### SUPPLIED PASSAGE

Recently, cases of women killing their spouses, stepchildren and even rivals have taken a different dimension as most carry out this beastly act in the most inhumane way ever.
Most psychologists have argued that these women have underlying unresolved psychological issues caused by emotional challenges. Womanhood takes a look at how some of these issues can be resolved and curbed, especially for women who face such a challenge. How should they deal with this?
Adesola Abidemi, 40-year-old pharmacist, says “This is a very important topic. As far as I am concerned and in my experience, the biggest problem is that majority of these women don’t even accept that they have mental issues caused by emotional challenges. How then can they get it resolved if they don’t accept the problem exists in the first place? Most women are in complete denial and keep living in the illusion that it isn’t real. When these issues aren’t resolved, there is no way the relationship they are involved in can be improved as their excuse will always be ‘this is who I am, so accept me this way or move on’. No one is perfect and there is always room for improvement no matter what.”

######

** WHAT NEEDS TO BE DONE **
From the passage on women and emotional issues, copy word for word the part starting with "Most psychologists have" and going on through "deal with this?".

### EXTRACTED RECORDS

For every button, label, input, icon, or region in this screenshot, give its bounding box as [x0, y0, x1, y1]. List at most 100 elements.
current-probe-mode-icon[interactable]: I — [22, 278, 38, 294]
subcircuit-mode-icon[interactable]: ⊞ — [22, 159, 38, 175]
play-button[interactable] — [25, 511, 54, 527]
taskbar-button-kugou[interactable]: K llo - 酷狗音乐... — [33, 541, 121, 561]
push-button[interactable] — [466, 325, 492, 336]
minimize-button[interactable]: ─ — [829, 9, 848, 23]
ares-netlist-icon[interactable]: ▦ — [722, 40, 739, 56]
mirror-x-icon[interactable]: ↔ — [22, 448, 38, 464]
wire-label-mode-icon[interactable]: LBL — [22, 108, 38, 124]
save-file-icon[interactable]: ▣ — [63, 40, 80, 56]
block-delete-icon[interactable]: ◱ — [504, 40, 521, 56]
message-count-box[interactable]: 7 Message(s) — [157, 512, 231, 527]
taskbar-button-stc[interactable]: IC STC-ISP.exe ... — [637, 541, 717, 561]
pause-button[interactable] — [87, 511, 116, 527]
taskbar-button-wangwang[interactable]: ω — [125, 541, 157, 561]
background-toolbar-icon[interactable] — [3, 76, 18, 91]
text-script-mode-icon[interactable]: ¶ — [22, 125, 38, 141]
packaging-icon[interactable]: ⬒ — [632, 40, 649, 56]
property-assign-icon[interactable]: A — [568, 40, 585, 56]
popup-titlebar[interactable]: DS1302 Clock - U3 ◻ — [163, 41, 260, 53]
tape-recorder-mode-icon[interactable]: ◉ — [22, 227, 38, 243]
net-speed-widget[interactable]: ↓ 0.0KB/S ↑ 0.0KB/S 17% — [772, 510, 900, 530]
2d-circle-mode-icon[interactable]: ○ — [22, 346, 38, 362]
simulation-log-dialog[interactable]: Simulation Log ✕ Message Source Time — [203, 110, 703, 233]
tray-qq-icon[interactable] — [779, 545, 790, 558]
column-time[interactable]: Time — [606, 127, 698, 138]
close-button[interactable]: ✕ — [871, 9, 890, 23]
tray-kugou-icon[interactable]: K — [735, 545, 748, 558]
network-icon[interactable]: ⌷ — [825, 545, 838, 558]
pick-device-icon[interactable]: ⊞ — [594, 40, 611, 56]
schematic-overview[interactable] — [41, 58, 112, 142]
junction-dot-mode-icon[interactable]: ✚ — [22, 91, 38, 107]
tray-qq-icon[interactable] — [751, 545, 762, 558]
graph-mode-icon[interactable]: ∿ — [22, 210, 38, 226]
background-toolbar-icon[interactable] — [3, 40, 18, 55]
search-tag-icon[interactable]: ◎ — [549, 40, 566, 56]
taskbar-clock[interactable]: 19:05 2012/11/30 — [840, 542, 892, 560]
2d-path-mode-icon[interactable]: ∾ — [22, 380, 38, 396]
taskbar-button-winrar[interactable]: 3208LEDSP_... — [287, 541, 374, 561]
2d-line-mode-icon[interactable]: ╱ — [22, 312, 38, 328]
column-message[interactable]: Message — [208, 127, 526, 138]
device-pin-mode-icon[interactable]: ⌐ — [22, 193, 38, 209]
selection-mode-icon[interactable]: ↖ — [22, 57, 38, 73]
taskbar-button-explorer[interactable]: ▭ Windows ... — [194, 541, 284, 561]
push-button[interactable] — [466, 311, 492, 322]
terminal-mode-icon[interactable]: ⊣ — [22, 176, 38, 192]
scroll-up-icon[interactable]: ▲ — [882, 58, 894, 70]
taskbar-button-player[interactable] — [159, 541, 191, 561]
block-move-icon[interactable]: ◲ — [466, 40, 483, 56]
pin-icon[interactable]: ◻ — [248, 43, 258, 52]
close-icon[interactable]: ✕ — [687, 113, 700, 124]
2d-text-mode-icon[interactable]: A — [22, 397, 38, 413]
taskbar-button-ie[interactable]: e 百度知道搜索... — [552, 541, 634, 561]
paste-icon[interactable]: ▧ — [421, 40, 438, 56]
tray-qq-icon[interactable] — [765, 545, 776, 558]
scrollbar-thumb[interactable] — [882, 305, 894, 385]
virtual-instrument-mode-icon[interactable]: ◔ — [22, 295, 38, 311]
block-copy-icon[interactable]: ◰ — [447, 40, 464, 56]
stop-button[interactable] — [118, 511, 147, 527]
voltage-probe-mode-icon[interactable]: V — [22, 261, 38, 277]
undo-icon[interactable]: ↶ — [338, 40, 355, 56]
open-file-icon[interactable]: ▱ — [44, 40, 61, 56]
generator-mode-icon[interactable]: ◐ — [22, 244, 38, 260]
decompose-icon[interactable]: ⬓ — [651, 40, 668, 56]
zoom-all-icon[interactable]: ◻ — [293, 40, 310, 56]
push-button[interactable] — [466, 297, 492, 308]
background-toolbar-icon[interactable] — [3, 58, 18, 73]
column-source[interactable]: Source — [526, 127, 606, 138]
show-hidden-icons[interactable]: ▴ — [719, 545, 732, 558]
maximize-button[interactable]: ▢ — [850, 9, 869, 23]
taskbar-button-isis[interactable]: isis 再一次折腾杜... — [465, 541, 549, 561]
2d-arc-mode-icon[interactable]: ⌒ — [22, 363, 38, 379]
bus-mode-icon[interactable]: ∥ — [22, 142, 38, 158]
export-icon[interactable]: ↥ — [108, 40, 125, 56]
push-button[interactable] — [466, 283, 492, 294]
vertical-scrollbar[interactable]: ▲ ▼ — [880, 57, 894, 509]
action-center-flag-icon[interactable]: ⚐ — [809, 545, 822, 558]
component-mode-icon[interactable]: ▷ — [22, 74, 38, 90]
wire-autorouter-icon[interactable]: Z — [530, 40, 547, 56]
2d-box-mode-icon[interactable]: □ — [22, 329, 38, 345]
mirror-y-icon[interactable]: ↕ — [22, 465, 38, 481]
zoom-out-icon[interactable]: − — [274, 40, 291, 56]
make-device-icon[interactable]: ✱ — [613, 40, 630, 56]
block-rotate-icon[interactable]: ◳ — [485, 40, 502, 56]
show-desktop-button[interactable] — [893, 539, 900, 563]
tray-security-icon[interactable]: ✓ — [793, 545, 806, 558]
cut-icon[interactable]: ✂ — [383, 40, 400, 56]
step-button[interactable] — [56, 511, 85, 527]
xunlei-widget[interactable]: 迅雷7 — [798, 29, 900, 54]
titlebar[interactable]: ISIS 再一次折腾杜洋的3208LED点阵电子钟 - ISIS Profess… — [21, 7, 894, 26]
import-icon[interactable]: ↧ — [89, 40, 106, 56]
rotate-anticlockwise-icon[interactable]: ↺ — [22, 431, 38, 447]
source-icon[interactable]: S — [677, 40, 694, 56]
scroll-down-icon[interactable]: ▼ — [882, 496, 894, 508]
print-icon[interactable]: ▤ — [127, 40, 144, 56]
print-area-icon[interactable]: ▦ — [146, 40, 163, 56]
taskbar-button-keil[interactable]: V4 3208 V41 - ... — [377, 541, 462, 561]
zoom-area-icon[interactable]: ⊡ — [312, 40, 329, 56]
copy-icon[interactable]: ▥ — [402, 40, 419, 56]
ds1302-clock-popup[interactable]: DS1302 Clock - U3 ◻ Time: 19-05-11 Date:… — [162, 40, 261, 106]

######

** EXPECTED OUTPUT **
Most psychologists have argued that these women have underlying unresolved psychological issues caused by emotional challenges. Womanhood takes a look at how some of these issues can be resolved and curbed, especially for women who face such a challenge. How should they deal with this?